-- EXTRAIT FOURNI --
Jusqu’à récemment, la majeure partie de l’attention du marché sur les actifs menacés par le réchauffement climatique s’est concentrée sur le charbon. En effet, la mise au rebut des actifs de ce secteur va de soi dans un monde développé qui se détourne de la production d’électricité à partir du charbon. Les prix du charbon sont tombés à leurs plus bas niveaux depuis plusieurs années, et chaque semaine une nouvelle fermeture anticipée de centrale électrique au charbon est annoncée.
Au moment où nous écrivons, la société espagnole de services aux collectivités Endesa a annoncé la fermeture de ses deux dernières centrales électriques au charbon en Espagne, qui résultera probablement en une perte de la plus grande partie, voire de la totalité, de la valeur de ces actifs de 1,3 milliard d’euros. Cependant, d’autres parties de l’économie qui seront menacées par le changement climatique n’attirent pas autant l’attention. L’immobilier et l’aéronautique sont deux exemples de secteurs où les prix des actifs pourraient tout juste commencer à intégrer les conséquences du changement climatique.
Aéronautique
L’industrie aéronautique a connu une période exceptionnelle. Une expansion économique record et la croissance du tourisme mondial ont entraîné un essor très stable de cette industrie. Au cours des 10 dernières années, l’indice MSCI World Aerospace and Defence a généré un rendement annuel total de 13,8 %, soit le double du rendement annuel de 6,8 % du MSCI World.
Les actifs de cette industrie (principalement les aéroports et les avions) ayant une durée de vie très longue, les perspectives futures de l’industrie sont donc essentielles à leur valeur. Cependant, contrairement à l’industrie automobile, l’aéronautique commerciale n’a pas de solution technologique commercialement viable pour réduire considérablement ses émissions. La poursuite de sa croissance est donc totalement incompatible avec bon nombre des nouveaux objectifs et ambitions à long terme mis en place par les gouvernements. Après des décennies de baisse du coût du transport aérien qui ont favorisé sa croissance, les prix devront être revus en hausse, soit pour réduire la demande, soit simplement pour y intégrer le coût des émissions de CO2 produites par l’industrie. Les émissions de CO2 par kilomètre-passager du transport aérien sont très élevées.
Émissions de CO2 (par kilomètre-passager)
Source Bernstein Research, septembre 2019
Une note de recherche de Sanford Bernstein suggère que si l’industrie aéronautique avait dû payer les coûts de CO2 de ses émissions, ses bénéfices des dernières années auraient été amputés de 40 %. À l’avenir, au fur et à mesure que le prix du carbone augmentera, la charge s’accroîtra.

-- INFORMATIONS FOURNIES --
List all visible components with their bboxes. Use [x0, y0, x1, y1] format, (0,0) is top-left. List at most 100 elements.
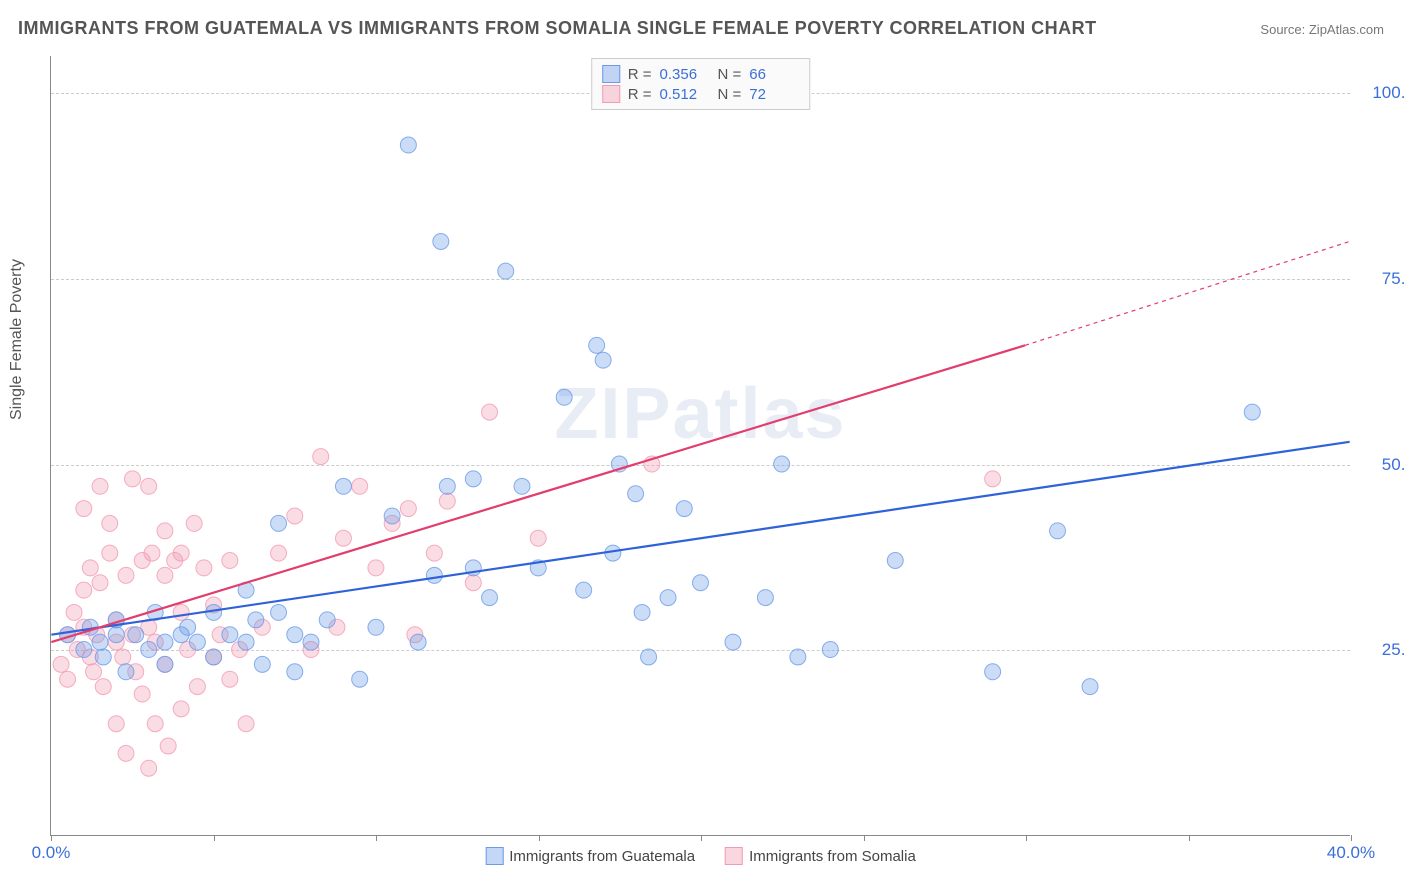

-- À FAIRE --
a – Dans l'extrait sur le climat et les actifs financiers, quels secteurs sont décrits comme menacés par le changement climatique ? Donnez-les tous.
b – D'après l'extrait fourni, quelle société a annoncé la fermeture de ses deux dernières centrales électriques au charbon en Espagne ?

-- RÉSULTATS PAR TÂCHE --
a –
- Le charbon
- L'immobilier
- L'aéronautique

b – La société espagnole de services aux collectivités Endesa.